* **YOUR GOAL**
Look for the string "Различают" in the lines and copy each line that has it.

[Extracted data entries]

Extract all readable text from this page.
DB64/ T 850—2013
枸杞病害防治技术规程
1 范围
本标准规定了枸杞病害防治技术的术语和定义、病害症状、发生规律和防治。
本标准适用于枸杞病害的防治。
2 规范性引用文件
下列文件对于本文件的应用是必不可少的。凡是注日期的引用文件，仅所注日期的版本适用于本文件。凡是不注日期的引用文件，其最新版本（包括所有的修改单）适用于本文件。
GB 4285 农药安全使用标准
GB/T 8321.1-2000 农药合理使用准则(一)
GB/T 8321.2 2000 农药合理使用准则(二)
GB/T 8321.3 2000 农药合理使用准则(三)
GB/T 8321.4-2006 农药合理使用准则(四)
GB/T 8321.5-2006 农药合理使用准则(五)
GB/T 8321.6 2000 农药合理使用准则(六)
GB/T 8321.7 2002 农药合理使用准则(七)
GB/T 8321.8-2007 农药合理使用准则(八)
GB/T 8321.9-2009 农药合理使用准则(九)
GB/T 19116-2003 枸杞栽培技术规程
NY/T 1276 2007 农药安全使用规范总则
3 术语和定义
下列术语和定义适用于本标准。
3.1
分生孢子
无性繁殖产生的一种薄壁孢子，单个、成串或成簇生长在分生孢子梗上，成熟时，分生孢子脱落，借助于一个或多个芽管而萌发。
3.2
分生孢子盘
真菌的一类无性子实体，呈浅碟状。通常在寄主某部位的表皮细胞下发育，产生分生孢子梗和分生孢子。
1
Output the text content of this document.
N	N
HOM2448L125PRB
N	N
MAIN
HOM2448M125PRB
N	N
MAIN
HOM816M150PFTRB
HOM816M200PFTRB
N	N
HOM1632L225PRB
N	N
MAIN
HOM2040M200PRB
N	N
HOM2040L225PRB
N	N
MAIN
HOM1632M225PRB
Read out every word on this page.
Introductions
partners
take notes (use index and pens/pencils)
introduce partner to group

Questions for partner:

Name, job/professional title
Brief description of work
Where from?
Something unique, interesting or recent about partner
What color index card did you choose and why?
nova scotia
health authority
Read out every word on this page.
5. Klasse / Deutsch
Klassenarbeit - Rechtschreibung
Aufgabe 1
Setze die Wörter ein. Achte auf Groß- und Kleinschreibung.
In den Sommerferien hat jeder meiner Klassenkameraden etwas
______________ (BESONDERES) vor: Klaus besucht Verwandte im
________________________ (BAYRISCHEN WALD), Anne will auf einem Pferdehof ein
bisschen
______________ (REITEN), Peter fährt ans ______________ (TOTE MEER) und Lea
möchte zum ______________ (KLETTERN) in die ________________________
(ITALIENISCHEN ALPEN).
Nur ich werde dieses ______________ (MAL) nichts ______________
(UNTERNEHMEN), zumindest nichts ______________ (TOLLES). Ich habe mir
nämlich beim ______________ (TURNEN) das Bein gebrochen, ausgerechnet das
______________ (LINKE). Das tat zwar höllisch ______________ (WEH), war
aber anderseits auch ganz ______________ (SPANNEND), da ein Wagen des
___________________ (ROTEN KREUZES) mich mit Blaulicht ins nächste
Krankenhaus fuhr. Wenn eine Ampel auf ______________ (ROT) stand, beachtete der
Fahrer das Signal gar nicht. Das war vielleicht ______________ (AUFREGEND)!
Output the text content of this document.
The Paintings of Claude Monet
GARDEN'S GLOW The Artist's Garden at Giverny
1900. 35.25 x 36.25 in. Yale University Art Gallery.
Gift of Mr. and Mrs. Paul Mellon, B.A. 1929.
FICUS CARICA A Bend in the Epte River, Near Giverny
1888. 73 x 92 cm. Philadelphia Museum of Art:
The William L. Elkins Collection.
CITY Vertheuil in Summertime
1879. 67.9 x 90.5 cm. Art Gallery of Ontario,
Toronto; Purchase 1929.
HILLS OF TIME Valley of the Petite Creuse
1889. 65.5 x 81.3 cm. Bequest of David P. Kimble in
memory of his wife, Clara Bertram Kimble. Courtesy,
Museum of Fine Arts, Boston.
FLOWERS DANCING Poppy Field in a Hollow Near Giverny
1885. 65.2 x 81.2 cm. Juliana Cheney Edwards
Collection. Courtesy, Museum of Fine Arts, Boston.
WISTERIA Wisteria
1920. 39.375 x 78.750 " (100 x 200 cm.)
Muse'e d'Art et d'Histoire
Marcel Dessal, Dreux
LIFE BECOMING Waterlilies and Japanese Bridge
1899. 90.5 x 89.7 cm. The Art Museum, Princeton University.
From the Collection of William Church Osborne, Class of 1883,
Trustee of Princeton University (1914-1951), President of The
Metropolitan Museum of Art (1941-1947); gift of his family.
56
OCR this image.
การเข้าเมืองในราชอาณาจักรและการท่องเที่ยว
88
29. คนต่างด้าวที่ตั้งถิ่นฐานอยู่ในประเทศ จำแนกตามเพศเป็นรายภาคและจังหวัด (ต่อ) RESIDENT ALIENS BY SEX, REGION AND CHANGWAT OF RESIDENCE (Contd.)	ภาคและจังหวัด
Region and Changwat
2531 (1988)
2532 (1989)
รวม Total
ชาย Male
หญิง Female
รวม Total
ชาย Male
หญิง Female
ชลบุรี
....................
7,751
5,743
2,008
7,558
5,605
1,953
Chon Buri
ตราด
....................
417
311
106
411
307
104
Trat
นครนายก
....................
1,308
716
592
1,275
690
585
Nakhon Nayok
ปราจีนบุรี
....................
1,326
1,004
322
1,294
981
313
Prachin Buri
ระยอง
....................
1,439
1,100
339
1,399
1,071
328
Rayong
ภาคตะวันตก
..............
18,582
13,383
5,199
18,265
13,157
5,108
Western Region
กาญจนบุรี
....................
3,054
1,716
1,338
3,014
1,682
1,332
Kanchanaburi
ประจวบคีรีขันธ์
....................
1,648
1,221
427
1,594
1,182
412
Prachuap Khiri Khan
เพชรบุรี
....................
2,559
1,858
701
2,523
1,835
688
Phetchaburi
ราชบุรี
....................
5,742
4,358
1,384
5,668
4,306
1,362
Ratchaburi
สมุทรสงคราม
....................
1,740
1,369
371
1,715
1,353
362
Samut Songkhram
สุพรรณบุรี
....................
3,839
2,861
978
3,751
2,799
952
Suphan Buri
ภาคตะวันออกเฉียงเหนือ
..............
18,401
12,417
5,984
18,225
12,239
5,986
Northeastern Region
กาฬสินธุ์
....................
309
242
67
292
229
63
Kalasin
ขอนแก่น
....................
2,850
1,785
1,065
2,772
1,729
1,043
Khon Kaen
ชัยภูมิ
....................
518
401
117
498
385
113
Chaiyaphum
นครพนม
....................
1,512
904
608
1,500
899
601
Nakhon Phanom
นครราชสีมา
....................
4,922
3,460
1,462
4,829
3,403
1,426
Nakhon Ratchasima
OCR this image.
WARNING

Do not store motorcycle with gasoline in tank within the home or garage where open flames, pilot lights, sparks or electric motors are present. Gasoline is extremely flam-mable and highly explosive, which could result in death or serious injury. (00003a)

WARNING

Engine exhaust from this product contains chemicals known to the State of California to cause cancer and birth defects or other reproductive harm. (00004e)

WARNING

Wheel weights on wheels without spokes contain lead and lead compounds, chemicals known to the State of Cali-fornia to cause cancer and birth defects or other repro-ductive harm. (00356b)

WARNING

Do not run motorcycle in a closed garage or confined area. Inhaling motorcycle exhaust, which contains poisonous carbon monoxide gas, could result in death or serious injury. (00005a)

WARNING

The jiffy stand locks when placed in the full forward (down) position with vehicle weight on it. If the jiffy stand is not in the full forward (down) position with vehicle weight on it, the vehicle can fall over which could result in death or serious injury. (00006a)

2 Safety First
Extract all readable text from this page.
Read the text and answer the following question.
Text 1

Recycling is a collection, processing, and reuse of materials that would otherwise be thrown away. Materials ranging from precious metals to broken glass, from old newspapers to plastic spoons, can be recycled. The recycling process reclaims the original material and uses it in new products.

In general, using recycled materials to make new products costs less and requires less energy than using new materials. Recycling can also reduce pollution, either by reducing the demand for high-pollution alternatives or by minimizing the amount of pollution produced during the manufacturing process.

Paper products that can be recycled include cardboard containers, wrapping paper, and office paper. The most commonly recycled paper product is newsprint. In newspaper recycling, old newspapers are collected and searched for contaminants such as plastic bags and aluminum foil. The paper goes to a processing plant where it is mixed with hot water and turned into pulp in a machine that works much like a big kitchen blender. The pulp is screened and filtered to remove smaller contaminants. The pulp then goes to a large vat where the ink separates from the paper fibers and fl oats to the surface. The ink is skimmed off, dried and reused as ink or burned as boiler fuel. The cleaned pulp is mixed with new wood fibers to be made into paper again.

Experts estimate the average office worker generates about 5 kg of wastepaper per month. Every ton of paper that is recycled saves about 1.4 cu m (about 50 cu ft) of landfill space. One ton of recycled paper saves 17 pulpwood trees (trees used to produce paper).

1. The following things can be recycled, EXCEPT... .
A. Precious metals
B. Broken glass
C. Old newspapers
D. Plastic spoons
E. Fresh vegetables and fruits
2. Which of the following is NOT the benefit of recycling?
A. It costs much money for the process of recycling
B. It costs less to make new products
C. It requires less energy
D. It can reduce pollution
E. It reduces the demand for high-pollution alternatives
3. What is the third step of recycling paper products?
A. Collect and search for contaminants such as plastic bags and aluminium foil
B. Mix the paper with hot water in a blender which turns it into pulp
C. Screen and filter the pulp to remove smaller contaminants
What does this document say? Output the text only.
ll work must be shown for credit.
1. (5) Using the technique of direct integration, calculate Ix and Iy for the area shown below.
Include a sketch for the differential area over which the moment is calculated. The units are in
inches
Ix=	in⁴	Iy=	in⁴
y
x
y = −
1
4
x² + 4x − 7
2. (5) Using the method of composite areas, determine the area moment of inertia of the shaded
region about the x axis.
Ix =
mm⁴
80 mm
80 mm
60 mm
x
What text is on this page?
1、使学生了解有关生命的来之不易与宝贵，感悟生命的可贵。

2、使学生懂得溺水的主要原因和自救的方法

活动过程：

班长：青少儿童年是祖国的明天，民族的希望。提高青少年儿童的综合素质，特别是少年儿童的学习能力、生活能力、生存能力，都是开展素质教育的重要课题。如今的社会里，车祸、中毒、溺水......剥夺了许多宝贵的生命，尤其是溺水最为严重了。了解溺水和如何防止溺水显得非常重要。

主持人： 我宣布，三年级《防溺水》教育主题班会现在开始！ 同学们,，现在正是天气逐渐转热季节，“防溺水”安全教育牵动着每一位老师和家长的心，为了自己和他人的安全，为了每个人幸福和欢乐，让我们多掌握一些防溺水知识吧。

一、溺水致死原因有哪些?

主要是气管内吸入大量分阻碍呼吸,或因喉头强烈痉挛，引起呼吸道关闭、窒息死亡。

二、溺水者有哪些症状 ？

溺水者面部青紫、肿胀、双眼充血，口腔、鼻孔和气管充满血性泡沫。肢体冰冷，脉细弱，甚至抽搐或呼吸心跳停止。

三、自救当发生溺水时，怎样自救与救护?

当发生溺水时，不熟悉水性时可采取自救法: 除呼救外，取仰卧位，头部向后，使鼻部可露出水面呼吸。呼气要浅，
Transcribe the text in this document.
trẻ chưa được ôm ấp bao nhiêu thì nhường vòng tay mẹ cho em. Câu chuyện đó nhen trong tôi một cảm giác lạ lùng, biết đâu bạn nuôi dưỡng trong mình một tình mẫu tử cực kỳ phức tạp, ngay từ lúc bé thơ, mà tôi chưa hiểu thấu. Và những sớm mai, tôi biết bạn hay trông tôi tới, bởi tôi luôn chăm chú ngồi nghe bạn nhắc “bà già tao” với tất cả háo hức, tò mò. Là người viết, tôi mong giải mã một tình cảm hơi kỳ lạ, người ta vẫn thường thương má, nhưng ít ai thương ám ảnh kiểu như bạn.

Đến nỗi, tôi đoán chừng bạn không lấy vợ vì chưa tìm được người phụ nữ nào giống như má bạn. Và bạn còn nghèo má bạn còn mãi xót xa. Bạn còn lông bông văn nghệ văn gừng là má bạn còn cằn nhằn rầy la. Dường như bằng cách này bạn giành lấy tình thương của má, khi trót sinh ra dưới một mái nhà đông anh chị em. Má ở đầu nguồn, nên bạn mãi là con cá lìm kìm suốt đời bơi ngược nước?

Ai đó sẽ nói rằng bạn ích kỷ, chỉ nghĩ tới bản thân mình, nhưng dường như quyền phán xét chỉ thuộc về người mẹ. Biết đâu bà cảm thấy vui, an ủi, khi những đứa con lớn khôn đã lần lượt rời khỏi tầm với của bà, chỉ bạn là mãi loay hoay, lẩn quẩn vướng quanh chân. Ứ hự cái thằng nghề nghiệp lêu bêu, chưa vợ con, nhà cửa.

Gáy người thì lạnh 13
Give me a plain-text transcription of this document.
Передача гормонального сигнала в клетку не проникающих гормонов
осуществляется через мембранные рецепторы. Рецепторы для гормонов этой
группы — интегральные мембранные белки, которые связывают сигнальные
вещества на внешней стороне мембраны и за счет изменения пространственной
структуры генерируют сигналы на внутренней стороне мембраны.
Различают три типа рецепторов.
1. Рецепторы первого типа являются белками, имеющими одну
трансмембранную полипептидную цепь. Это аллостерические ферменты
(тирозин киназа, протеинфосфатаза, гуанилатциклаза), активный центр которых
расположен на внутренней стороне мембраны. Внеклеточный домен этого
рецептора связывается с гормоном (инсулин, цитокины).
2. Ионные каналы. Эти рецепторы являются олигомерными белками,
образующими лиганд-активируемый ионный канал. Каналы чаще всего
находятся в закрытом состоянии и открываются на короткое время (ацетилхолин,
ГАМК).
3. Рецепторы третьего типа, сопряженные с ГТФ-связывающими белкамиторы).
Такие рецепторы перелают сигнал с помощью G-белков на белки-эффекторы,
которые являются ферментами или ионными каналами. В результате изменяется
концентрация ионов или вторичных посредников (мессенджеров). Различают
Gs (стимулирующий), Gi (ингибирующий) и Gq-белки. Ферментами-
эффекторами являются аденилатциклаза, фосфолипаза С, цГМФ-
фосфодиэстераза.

* **TASK RESULT**
Различают три типа рецепторов.
концентрация ионов или вторичных посредников (мессенджеров). Различают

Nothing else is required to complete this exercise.